**WHAT IS REQUIRED:** Search the data for the string "Google" and extract every line where it appears.

**DATA SUPPLIED:**
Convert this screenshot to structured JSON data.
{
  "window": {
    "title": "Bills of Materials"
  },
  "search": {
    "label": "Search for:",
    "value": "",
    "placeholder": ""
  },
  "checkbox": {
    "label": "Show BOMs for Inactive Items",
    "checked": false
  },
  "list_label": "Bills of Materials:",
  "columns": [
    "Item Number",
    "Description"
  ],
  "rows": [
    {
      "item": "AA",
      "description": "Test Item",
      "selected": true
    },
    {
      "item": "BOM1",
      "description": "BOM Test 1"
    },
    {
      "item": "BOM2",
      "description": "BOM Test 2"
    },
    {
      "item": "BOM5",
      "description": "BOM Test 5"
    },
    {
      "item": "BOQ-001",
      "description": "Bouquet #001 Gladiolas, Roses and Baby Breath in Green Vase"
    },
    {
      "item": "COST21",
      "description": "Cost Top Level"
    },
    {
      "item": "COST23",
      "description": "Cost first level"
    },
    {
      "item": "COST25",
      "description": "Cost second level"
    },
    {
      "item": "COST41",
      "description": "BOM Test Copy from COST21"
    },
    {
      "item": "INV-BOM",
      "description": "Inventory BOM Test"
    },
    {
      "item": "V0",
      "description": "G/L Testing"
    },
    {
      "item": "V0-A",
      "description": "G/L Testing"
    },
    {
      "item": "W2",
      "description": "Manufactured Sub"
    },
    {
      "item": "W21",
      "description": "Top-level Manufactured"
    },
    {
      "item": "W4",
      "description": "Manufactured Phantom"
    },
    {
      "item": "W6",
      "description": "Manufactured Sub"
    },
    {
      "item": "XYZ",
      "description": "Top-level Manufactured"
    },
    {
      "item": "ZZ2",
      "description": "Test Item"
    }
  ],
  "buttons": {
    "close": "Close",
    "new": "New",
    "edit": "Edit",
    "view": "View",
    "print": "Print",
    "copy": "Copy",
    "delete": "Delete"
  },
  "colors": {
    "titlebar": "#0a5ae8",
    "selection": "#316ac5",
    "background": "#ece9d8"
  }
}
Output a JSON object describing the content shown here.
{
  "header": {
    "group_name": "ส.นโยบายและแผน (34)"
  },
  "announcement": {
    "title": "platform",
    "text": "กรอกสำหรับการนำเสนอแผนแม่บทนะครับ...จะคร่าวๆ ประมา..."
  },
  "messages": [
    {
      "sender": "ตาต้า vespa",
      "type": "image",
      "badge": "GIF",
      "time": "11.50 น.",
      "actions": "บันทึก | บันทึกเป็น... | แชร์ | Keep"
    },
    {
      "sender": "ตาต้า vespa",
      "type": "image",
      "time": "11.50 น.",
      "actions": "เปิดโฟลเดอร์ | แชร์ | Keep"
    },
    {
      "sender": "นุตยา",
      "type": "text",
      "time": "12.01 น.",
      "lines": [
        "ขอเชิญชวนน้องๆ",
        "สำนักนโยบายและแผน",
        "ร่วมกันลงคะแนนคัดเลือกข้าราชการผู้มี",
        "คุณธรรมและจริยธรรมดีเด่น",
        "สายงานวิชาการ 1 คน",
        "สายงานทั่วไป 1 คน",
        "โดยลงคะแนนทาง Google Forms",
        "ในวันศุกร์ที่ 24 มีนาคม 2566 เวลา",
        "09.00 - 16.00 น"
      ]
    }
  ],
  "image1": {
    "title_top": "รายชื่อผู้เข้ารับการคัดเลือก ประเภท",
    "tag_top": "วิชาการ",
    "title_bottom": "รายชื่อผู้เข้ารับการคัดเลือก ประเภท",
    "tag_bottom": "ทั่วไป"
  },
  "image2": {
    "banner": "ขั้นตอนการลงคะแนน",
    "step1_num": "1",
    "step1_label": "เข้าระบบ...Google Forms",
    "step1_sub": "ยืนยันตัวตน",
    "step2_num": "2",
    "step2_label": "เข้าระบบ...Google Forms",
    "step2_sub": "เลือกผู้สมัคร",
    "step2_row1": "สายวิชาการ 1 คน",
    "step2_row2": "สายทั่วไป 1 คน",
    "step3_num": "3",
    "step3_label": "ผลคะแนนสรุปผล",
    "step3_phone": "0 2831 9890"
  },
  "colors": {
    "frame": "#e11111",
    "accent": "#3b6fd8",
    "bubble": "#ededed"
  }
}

* * *

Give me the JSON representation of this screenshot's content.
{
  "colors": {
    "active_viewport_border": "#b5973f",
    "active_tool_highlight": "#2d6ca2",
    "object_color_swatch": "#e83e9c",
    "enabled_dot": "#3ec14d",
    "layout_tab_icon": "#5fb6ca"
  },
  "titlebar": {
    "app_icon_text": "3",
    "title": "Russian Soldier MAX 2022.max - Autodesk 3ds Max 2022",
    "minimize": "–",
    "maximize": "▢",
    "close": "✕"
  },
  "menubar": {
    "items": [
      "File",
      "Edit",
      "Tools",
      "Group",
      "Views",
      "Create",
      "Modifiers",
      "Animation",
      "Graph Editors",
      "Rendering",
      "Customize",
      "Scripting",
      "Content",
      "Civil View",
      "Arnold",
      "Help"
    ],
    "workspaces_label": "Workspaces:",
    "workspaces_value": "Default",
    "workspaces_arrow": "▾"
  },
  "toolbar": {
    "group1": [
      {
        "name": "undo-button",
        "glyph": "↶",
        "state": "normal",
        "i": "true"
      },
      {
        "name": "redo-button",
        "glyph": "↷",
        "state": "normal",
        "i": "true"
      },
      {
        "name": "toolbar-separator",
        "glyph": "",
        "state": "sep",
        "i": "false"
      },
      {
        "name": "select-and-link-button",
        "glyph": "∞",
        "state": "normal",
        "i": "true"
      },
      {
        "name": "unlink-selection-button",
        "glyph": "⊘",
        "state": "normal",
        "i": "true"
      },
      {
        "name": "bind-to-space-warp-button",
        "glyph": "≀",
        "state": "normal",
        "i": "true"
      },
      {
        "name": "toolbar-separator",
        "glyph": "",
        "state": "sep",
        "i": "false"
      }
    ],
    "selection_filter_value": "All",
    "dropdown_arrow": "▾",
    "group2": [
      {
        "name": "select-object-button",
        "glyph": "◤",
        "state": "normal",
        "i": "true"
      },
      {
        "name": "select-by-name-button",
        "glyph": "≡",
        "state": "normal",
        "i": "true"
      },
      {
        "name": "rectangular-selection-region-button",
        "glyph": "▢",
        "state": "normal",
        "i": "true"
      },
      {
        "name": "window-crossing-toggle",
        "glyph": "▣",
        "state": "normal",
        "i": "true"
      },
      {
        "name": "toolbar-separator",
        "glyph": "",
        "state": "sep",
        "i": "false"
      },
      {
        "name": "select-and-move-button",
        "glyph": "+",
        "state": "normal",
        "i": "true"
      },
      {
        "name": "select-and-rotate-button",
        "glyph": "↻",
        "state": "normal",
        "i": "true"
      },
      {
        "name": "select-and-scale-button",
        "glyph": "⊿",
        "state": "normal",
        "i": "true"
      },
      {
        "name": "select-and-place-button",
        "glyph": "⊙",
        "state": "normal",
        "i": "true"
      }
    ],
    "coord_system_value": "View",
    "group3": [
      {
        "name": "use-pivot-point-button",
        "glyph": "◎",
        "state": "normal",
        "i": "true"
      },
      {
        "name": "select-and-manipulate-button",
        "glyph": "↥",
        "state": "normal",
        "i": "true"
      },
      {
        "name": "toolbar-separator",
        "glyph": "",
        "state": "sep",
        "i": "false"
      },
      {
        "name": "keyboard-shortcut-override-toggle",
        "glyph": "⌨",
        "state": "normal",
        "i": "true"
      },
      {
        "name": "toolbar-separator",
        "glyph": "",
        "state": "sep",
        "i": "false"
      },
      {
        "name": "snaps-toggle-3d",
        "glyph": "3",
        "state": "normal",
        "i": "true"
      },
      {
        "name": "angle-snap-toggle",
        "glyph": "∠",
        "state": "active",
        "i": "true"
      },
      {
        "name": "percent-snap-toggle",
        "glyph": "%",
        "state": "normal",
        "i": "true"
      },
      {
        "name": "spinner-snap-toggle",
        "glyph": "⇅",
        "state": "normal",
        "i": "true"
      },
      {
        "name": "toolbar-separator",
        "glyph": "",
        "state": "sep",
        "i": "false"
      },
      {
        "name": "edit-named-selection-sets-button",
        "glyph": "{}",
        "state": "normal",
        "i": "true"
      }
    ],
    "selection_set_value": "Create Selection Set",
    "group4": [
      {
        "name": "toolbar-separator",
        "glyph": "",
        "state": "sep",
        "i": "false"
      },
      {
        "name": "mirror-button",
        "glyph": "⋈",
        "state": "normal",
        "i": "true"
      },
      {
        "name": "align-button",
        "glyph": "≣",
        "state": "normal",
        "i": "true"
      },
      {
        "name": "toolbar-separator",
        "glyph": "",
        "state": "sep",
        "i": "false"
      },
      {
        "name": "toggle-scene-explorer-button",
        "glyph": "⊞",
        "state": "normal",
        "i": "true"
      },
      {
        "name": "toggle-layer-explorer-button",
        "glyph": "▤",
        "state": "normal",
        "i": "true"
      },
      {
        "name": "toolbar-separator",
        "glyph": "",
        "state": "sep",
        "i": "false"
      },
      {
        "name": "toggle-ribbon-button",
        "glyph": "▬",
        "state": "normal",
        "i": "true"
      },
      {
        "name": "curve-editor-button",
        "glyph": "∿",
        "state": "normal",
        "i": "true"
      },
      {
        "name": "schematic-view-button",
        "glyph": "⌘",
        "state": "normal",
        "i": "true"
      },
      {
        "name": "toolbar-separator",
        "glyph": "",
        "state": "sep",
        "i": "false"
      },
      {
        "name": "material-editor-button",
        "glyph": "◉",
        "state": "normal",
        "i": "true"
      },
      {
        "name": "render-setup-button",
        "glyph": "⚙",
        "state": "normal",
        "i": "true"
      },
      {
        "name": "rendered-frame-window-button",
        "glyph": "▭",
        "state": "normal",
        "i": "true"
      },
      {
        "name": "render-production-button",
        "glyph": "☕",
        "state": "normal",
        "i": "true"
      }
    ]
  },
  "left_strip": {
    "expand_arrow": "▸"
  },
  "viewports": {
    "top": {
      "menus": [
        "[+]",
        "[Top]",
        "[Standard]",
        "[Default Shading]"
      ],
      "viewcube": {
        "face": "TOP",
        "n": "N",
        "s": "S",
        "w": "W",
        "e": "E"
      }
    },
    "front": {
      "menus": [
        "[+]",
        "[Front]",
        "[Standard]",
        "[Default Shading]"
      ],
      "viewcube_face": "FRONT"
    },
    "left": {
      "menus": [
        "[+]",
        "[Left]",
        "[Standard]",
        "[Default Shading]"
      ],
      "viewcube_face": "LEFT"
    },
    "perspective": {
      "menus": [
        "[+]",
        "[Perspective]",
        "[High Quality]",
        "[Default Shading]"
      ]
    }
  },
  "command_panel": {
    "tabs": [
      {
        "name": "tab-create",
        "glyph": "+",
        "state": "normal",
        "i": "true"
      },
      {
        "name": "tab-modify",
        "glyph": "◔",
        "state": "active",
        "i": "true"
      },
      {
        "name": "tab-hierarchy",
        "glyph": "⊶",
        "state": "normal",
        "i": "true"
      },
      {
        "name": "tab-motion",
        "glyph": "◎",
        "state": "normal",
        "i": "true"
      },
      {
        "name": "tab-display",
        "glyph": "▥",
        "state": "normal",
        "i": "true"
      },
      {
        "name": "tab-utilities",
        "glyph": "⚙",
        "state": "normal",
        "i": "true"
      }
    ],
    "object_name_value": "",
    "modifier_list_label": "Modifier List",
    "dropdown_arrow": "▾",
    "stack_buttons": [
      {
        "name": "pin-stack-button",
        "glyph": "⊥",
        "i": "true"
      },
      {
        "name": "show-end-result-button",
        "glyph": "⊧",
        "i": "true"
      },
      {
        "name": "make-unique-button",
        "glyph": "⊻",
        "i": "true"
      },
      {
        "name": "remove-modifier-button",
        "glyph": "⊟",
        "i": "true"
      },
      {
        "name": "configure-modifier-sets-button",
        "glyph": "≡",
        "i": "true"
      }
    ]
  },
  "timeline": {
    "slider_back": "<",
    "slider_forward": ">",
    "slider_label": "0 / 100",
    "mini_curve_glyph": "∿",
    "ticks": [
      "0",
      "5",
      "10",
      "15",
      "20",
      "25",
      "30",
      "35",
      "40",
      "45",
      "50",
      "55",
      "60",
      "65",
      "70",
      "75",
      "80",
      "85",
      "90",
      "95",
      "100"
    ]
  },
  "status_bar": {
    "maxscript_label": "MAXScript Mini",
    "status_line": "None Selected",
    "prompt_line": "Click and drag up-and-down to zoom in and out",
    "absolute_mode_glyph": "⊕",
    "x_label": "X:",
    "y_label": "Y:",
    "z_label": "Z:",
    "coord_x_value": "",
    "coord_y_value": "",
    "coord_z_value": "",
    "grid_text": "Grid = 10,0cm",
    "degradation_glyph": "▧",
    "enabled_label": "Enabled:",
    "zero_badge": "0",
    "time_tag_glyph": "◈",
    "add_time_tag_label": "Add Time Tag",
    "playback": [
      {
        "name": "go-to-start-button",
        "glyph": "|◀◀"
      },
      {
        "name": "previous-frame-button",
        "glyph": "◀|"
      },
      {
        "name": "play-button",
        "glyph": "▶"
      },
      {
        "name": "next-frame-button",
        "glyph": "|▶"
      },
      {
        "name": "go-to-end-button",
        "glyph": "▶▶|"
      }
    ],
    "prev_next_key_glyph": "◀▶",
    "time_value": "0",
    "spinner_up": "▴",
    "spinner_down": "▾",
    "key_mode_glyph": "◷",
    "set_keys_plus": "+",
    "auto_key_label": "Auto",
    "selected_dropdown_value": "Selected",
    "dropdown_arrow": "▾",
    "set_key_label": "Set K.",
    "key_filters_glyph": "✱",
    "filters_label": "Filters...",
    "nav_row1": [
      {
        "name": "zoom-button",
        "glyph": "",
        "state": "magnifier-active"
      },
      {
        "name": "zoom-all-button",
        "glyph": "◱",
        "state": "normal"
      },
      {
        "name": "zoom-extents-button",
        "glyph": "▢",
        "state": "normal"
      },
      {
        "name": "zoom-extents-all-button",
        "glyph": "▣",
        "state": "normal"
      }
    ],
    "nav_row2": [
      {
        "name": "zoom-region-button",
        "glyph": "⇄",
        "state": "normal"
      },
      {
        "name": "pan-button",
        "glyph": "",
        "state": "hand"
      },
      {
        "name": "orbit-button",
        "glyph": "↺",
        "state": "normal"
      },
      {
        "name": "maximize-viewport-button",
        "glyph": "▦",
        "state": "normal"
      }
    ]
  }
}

* * *

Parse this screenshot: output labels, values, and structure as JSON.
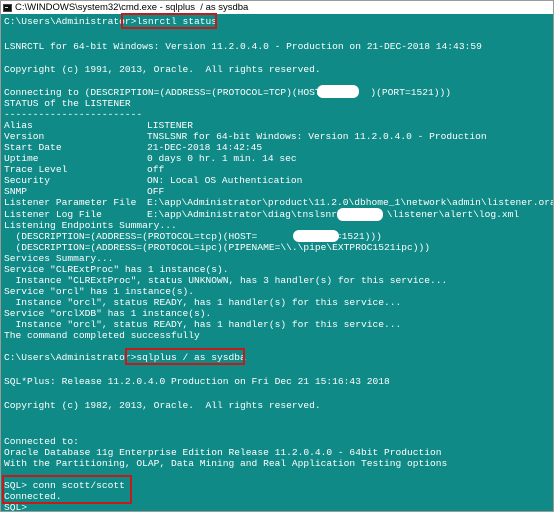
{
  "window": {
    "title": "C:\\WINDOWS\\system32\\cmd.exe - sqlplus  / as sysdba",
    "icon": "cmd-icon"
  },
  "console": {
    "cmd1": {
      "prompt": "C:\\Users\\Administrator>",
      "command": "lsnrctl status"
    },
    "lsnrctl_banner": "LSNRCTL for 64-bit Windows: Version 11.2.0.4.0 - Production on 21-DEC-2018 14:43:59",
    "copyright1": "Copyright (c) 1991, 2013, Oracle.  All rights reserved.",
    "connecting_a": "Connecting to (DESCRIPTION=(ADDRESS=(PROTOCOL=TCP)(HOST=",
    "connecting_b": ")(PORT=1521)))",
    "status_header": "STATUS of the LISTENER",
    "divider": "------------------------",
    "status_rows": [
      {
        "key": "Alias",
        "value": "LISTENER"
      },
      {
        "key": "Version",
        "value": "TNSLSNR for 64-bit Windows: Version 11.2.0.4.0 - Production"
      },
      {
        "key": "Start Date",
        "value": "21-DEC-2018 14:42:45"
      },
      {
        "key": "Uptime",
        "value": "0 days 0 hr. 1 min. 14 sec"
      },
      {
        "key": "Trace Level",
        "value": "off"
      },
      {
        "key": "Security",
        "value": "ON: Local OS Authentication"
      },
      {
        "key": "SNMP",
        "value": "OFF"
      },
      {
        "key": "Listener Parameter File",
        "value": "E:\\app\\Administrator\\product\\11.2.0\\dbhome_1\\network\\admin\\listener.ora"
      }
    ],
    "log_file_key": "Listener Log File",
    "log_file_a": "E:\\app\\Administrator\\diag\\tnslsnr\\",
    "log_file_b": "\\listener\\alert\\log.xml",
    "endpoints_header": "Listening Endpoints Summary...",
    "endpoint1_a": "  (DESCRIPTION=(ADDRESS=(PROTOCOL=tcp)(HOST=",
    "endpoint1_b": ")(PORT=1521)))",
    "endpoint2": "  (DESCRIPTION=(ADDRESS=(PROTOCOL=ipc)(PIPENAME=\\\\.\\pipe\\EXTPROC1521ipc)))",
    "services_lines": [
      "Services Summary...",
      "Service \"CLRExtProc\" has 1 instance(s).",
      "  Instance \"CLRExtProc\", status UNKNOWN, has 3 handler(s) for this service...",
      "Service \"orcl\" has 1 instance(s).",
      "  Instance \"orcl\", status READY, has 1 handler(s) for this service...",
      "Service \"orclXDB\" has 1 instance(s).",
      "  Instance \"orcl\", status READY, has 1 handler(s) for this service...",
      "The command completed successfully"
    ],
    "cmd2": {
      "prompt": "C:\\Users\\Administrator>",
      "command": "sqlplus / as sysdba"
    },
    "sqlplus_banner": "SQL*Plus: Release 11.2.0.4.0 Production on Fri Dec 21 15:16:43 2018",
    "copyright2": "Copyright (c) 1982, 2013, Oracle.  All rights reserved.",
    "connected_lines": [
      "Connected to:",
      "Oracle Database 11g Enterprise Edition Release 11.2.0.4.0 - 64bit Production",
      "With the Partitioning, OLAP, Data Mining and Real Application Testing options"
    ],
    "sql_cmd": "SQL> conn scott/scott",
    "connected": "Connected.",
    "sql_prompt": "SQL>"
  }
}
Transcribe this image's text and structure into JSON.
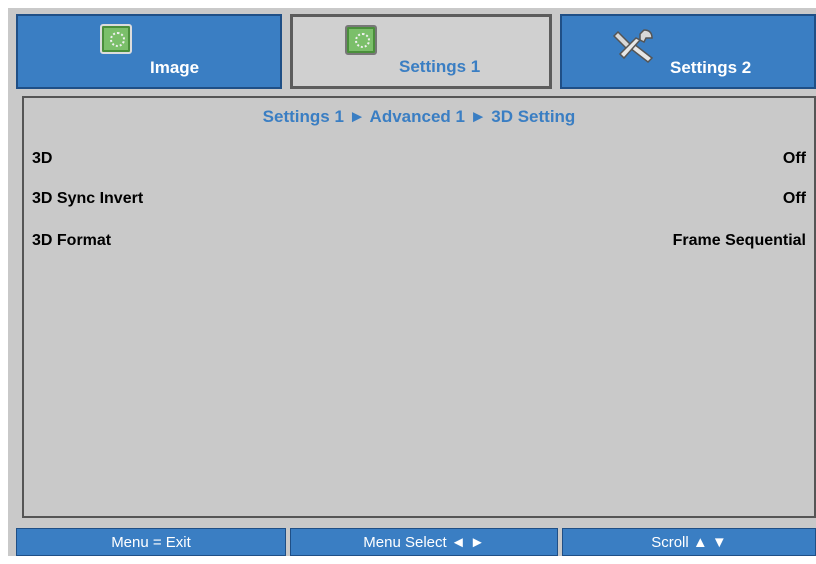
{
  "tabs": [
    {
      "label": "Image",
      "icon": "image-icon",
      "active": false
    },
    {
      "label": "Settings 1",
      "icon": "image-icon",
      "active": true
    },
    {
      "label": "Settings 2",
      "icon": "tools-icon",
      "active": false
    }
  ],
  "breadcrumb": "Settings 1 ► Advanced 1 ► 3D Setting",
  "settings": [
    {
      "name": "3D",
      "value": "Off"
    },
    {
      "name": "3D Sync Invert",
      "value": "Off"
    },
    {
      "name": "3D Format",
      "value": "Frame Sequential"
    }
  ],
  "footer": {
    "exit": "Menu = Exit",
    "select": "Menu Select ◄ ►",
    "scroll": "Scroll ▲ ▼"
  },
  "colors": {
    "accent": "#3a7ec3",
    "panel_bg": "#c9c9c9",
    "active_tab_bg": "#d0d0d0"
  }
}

**EXERCISE RESPONSE:**
        "โดยลงคะแนนทาง Google Forms",
    "step1_label": "เข้าระบบ...Google Forms",
    "step2_label": "เข้าระบบ...Google Forms",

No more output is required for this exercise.